Omit every picture and write out the rest of the records exactly.

───── Supplied entries ─────

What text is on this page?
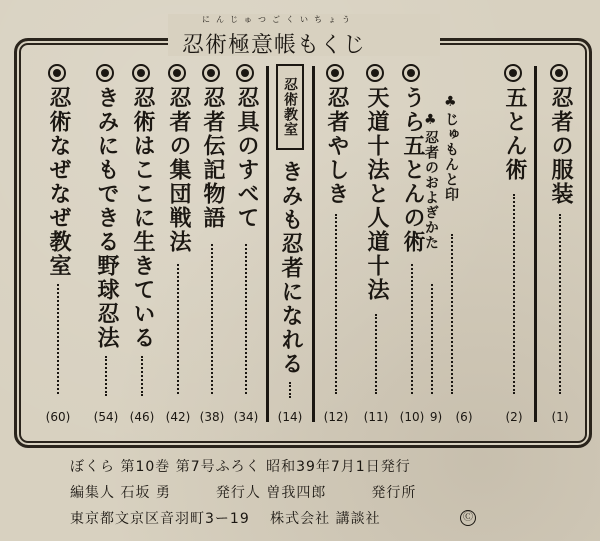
にんじゅつごくいちょう
忍術極意帳もくじ
忍者の服装
(1)
五とん術
(2)
♣
じゅもんと印
(6)
♣
忍者のおよぎかた
9)
うら五とんの術
(10)
天道十法と人道十法
(11)
忍者やしき
(12)
忍術教室
きみも忍者になれる
(14)
忍具のすべて
(34)
忍者伝記物語
(38)
忍者の集団戦法
(42)
忍術はここに生きている
(46)
きみにもできる野球忍法
(54)
忍術なぜなぜ教室
(60)
ぼくら 第10巻 第7号ふろく 昭和39年7月1日発行
編集人 石坂 勇　　　発行人 曽我四郎　　　発行所
東京都文京区音羽町3ー19　 株式会社 講談社	Ⓒ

─────

## Exercise output
What text is on this page?
にんじゅつごくいちょう
忍術極意帳もくじ
忍者の服装
(1)
五とん術
(2)
♣
じゅもんと印
(6)
♣
忍者のおよぎかた
9)
うら五とんの術
(10)
天道十法と人道十法
(11)
忍者やしき
(12)
忍術教室
きみも忍者になれる
(14)
忍具のすべて
(34)
忍者伝記物語
(38)
忍者の集団戦法
(42)
忍術はここに生きている
(46)
きみにもできる野球忍法
(54)
忍術なぜなぜ教室
(60)
ぼくら 第10巻 第7号ふろく 昭和39年7月1日発行
編集人 石坂 勇　　　発行人 曽我四郎　　　発行所
東京都文京区音羽町3ー19　 株式会社 講談社	Ⓒ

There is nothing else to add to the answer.